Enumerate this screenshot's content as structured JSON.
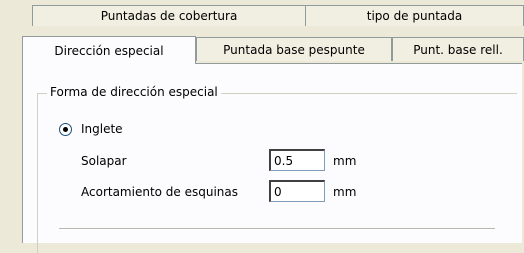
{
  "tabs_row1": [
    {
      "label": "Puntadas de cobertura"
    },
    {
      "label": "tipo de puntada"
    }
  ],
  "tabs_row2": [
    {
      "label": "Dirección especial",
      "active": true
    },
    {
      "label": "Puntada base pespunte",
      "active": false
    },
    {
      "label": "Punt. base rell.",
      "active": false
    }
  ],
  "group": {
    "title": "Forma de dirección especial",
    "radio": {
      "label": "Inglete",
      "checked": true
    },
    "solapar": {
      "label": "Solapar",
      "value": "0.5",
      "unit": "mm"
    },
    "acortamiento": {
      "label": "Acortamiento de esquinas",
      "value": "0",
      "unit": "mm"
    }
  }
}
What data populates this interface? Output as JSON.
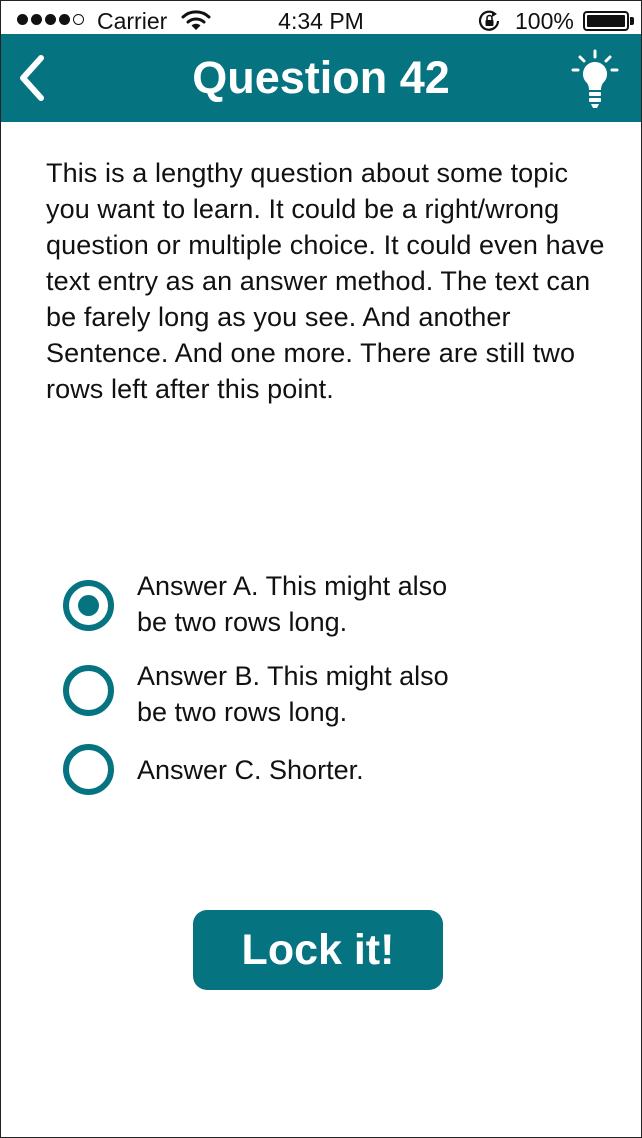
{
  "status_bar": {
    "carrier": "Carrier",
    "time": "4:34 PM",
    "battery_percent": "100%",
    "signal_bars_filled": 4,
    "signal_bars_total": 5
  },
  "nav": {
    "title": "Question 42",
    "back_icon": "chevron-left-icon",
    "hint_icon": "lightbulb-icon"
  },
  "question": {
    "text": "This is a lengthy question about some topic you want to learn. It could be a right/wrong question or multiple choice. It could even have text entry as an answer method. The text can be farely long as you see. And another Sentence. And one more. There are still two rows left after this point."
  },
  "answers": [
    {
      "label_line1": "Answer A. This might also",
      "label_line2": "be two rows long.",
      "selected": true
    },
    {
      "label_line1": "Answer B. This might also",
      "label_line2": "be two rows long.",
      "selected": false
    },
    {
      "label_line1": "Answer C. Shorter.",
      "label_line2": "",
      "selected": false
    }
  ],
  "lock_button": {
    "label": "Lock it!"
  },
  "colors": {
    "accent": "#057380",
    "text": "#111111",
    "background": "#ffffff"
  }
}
—————
Find the lines above that contain the word "might" and collect them.

      "label_line1": "Answer A. This might also",
      "label_line1": "Answer B. This might also",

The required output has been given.